• WHAT IS ASKED: In how many lines of the data does the word "IBAN" appear? Give the number by itself.

• THE INPUT:
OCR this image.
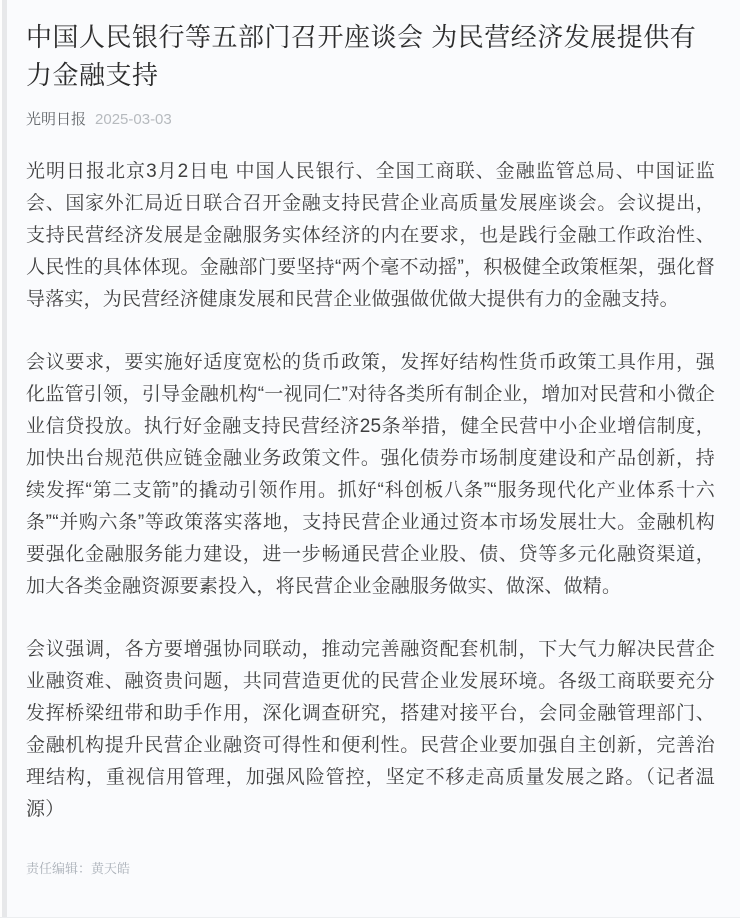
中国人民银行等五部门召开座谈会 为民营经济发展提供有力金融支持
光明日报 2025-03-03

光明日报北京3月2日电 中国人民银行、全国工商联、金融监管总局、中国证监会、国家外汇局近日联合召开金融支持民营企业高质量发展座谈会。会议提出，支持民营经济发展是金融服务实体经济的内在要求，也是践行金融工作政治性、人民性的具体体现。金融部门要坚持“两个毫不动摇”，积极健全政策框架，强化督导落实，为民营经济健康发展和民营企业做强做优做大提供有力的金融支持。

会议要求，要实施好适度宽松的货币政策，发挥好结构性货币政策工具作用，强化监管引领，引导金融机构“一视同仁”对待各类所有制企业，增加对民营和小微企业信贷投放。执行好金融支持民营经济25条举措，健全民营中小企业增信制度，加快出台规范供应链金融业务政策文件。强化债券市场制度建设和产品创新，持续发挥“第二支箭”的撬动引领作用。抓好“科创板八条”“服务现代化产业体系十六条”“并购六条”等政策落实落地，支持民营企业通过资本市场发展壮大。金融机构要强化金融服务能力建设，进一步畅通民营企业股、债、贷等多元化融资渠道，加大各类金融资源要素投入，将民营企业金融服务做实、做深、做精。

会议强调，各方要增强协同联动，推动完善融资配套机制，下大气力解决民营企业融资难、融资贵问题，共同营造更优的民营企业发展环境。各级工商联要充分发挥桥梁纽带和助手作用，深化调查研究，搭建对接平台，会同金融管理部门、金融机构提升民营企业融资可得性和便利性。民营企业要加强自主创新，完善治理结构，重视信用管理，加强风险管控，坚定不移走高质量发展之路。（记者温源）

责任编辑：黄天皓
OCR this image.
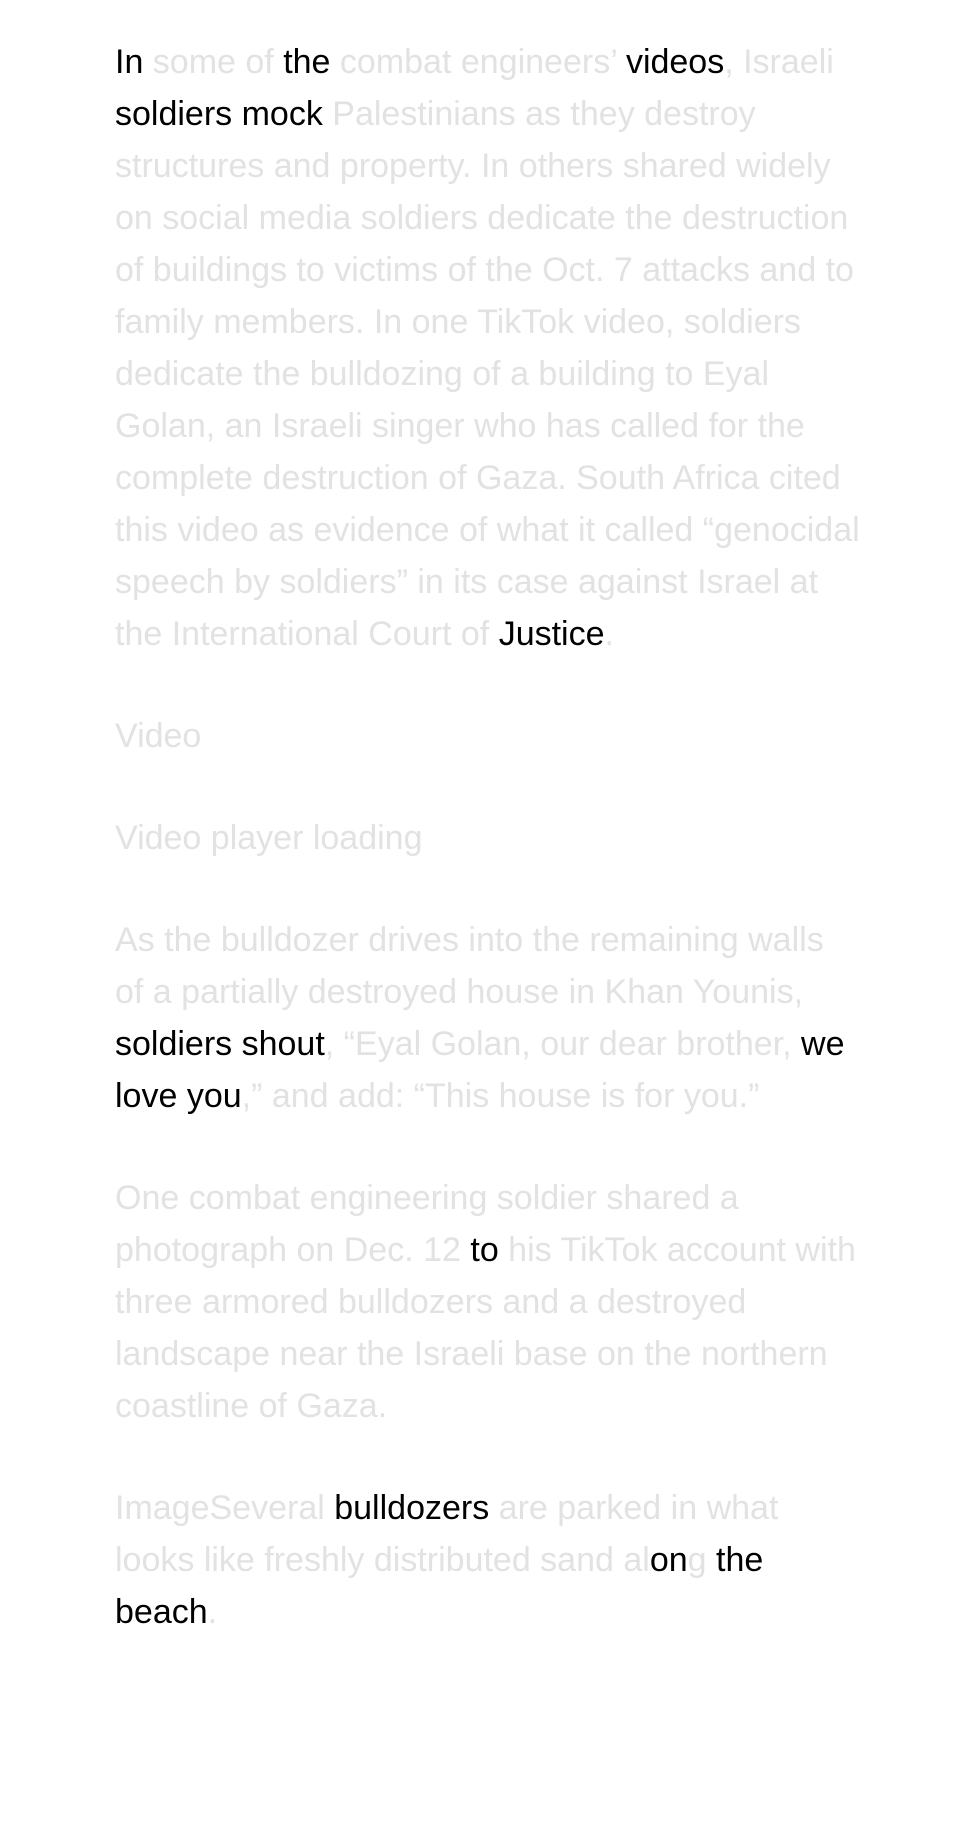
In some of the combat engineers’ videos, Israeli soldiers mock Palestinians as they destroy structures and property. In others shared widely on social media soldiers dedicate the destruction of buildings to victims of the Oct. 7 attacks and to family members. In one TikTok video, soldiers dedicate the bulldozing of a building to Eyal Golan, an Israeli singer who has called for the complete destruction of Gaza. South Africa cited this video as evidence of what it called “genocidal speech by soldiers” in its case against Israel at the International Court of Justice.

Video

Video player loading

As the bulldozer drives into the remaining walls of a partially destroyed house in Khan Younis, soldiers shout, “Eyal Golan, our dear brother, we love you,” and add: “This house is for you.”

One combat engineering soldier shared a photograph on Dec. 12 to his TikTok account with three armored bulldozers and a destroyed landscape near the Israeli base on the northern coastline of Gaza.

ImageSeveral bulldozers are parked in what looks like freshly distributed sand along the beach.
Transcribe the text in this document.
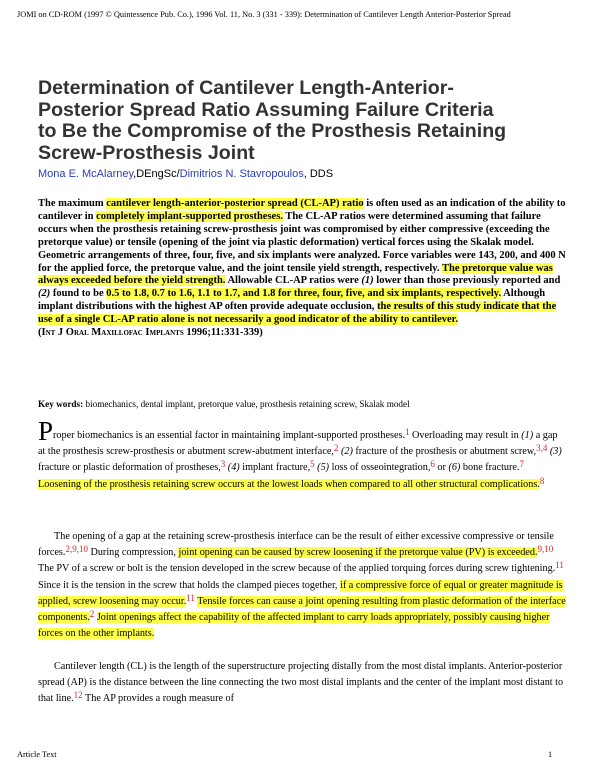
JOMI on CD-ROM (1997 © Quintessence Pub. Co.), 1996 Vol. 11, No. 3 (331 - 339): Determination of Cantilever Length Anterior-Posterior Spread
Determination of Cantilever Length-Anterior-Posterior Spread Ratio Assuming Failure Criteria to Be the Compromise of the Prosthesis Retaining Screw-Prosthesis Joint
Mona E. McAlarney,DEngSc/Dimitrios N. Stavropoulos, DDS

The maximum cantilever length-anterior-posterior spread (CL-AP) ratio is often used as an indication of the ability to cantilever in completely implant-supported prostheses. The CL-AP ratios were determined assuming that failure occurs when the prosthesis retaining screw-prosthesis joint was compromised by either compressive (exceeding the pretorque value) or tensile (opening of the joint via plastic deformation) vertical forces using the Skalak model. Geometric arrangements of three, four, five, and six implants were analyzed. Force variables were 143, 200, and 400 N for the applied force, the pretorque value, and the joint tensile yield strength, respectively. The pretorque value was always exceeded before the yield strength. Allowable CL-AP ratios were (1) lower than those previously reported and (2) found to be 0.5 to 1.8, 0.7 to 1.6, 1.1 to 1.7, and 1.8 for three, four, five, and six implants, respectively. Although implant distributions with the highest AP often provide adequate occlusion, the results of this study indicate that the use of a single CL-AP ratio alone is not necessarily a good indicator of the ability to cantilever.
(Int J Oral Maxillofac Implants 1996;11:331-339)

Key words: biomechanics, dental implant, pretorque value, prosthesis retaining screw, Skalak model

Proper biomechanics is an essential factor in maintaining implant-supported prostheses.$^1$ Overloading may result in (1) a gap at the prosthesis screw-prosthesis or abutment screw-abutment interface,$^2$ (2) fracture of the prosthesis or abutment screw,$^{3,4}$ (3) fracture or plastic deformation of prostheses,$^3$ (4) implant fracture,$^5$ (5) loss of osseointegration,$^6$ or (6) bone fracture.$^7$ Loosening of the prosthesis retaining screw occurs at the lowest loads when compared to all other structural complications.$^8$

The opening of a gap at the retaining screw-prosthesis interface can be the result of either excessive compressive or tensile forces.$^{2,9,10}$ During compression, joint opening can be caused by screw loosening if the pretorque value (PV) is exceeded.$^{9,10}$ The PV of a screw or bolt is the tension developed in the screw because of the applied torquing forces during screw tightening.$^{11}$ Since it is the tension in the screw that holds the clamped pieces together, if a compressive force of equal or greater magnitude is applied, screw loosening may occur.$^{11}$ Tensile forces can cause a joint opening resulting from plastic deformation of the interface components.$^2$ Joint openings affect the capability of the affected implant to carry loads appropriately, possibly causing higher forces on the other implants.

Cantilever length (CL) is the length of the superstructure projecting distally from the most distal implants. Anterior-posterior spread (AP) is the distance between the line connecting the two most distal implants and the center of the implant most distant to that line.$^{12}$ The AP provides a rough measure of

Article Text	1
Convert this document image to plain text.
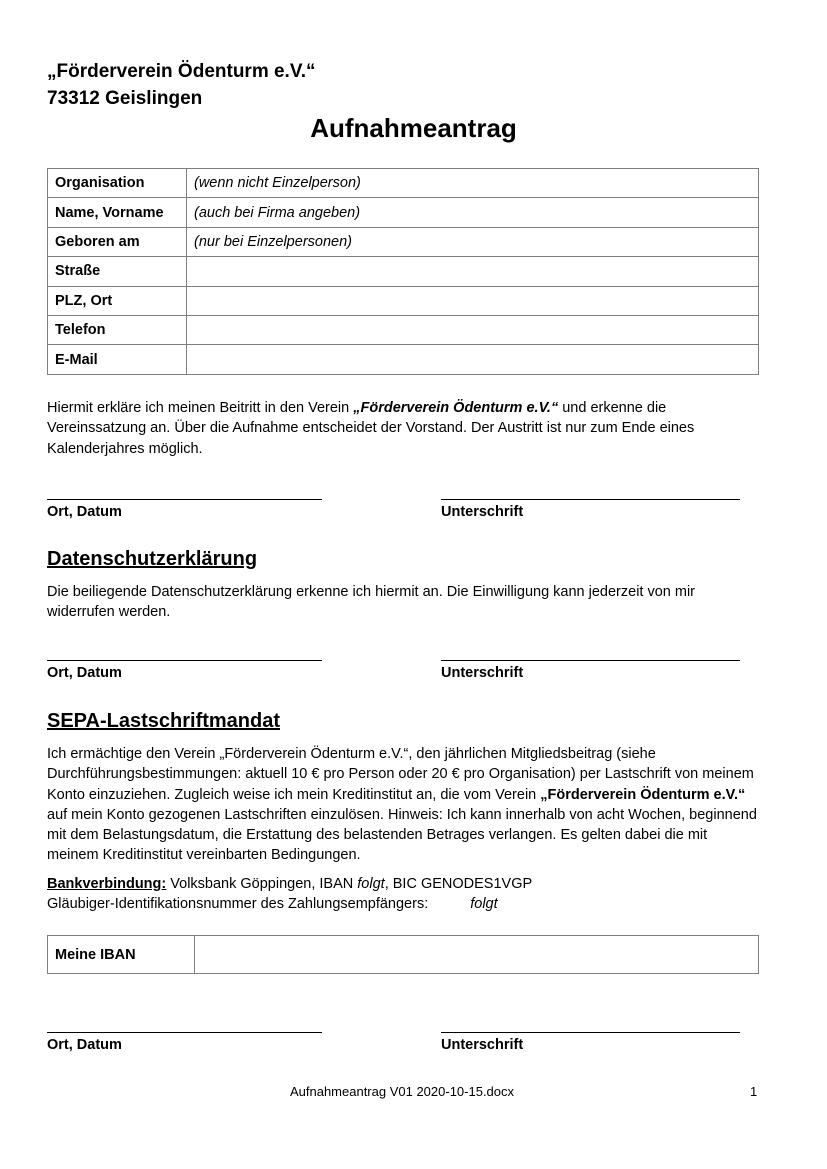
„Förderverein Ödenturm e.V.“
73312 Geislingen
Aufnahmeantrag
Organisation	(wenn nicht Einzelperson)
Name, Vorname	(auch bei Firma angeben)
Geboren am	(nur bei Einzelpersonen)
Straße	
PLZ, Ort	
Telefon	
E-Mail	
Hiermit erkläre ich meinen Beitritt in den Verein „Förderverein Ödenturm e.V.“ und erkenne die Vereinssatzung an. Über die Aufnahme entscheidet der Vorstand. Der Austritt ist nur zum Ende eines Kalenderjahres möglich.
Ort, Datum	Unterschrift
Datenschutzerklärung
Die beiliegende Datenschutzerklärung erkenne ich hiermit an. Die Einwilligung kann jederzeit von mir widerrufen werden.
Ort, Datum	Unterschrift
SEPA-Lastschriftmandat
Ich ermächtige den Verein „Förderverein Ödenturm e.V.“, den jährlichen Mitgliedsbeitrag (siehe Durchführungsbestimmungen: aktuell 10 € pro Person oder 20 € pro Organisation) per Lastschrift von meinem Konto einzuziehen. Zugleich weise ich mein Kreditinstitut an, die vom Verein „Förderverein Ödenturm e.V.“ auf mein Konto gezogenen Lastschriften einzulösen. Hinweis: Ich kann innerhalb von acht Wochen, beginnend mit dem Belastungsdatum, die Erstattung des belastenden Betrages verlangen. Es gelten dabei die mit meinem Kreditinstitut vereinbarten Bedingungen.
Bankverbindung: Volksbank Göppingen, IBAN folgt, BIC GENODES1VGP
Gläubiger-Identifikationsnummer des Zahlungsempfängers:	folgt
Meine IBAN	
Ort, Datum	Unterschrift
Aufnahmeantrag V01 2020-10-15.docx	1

• RESULT BELOW: 2